***** Information supplied *****

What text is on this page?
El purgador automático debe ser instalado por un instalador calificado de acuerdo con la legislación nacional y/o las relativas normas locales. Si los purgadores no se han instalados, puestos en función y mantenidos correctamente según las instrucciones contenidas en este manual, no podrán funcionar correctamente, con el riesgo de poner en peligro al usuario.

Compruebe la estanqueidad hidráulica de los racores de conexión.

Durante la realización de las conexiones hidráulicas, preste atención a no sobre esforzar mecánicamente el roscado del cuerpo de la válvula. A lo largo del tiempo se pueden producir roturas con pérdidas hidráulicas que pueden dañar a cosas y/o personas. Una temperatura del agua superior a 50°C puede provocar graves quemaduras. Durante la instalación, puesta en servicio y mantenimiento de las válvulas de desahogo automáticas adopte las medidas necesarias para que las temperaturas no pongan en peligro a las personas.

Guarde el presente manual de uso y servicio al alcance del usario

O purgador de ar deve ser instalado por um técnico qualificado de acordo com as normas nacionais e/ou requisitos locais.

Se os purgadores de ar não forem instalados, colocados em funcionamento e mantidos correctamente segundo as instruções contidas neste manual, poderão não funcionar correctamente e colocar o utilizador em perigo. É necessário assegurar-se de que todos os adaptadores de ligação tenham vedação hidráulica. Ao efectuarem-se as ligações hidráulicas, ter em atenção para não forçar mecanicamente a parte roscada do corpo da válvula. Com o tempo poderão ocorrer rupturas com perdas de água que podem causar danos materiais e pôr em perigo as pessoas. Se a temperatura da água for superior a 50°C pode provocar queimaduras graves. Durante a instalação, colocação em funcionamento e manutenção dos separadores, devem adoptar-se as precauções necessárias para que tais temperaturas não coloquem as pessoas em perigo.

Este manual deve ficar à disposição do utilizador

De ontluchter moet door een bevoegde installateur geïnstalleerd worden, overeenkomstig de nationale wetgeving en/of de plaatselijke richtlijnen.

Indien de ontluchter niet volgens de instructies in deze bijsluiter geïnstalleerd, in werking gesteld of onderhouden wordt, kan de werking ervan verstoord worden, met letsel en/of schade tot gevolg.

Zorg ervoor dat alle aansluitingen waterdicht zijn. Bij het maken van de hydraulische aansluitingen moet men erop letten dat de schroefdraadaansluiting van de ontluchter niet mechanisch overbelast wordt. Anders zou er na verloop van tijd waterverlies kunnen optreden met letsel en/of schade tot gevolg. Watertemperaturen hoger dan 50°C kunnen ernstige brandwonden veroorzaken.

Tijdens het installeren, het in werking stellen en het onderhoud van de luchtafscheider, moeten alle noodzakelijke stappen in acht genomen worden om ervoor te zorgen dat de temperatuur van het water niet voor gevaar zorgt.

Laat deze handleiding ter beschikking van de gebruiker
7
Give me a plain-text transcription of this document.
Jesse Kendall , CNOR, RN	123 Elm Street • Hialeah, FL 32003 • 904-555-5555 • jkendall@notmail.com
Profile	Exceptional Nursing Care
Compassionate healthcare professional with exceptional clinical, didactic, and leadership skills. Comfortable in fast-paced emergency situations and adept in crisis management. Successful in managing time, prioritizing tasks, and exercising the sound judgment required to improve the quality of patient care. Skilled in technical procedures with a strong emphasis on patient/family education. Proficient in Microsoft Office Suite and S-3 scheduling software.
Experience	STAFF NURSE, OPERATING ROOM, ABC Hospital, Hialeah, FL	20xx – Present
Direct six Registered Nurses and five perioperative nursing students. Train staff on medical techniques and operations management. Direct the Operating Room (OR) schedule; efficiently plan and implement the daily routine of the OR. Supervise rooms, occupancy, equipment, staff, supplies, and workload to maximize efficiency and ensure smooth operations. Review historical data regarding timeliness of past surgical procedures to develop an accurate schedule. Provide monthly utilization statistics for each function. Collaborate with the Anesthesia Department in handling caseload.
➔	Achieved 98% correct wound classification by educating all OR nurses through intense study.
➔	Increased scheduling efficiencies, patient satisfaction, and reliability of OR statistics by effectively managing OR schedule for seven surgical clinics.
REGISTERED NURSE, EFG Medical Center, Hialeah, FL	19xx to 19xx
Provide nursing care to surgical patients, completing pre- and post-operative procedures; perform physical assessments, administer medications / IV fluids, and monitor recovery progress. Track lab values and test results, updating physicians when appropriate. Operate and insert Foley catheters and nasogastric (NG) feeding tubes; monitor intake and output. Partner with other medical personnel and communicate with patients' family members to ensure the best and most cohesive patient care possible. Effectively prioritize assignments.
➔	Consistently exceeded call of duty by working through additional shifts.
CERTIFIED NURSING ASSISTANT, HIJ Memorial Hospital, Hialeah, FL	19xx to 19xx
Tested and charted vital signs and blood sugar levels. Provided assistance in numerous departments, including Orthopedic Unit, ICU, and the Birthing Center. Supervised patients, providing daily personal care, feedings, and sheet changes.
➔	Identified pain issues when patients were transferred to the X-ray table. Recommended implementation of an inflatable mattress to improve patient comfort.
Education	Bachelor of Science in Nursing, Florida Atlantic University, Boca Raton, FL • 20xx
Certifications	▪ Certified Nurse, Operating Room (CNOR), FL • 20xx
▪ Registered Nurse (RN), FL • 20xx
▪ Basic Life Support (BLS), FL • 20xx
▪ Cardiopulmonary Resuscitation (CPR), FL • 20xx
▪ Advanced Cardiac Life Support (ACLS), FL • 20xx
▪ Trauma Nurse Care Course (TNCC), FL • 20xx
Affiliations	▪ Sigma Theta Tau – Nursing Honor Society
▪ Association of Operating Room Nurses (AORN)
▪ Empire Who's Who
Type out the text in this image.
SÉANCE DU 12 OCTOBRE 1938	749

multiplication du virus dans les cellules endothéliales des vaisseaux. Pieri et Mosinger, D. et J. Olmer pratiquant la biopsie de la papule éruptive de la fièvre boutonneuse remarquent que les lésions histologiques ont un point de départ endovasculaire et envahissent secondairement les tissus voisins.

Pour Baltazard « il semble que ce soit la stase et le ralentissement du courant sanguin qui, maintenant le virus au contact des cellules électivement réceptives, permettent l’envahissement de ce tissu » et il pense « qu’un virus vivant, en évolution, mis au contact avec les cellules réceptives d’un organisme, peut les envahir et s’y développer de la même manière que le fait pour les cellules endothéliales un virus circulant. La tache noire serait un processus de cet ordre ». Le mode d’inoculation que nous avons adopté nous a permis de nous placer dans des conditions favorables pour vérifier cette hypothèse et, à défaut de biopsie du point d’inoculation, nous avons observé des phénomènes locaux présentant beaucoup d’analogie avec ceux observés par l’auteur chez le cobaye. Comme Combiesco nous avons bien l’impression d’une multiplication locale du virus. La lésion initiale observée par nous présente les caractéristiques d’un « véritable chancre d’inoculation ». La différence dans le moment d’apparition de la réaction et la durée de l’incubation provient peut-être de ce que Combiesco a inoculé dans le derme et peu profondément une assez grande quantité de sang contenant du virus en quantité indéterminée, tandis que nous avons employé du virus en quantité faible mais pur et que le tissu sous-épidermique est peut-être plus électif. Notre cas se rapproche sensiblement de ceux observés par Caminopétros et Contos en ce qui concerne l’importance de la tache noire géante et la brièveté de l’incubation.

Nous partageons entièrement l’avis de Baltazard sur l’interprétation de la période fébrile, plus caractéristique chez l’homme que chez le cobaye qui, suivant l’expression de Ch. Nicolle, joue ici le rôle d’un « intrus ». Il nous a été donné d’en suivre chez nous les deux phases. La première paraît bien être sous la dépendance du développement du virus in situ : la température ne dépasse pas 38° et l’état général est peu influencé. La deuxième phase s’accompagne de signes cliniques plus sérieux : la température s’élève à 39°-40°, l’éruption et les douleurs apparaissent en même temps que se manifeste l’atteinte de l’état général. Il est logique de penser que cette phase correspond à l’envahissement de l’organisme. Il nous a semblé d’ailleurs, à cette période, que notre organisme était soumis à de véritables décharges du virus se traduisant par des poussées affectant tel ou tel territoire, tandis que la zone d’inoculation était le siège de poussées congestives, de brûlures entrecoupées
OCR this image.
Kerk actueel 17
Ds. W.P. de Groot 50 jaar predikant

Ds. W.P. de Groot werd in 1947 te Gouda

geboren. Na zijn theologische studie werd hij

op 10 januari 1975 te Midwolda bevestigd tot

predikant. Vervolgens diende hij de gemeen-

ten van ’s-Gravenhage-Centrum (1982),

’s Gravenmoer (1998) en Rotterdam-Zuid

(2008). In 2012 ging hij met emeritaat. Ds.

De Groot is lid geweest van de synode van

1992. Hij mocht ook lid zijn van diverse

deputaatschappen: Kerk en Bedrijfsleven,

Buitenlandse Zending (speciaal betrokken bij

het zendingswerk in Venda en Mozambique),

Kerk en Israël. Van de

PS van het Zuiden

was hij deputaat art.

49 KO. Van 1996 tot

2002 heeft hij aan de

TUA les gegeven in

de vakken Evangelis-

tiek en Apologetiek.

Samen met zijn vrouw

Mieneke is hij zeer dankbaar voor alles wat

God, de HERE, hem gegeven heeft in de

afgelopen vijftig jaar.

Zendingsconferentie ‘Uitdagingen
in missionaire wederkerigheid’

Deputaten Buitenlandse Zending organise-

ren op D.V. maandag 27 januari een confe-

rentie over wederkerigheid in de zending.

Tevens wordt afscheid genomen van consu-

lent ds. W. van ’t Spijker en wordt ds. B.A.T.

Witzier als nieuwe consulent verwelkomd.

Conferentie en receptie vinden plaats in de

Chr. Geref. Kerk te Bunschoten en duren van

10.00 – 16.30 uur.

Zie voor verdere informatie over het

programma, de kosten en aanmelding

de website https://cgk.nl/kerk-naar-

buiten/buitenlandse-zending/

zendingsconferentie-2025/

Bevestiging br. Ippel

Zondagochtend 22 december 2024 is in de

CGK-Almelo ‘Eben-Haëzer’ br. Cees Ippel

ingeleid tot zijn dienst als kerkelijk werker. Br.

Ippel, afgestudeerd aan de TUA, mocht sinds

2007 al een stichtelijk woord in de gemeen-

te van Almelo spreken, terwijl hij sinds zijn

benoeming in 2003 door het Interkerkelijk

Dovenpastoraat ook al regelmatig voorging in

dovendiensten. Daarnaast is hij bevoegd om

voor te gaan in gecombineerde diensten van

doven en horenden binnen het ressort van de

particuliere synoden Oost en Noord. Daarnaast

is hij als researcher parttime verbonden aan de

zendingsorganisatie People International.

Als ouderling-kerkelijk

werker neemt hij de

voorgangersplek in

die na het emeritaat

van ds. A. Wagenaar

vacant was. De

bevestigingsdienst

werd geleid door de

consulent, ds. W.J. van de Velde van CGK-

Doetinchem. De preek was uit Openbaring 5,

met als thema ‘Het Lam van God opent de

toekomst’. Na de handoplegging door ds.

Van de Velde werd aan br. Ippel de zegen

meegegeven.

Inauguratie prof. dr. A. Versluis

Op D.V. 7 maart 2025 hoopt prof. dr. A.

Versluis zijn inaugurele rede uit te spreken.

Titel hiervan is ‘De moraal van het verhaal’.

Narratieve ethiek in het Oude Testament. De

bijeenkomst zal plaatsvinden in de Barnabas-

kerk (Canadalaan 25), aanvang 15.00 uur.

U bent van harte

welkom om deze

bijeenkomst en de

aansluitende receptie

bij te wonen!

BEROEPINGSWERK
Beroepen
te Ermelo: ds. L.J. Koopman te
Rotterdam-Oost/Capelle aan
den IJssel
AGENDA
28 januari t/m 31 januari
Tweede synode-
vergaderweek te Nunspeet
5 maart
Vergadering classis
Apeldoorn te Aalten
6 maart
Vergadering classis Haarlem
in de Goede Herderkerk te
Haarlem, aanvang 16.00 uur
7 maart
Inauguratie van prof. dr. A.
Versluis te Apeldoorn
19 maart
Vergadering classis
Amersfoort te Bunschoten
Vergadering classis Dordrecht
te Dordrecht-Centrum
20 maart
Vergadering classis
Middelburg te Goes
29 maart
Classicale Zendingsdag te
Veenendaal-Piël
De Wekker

*****

Directions for this task:
Copy each line above where the string "text" occurs.

Reply:
What text is on this page?
Give me a plain-text transcription of this document.
Type out the text in this image.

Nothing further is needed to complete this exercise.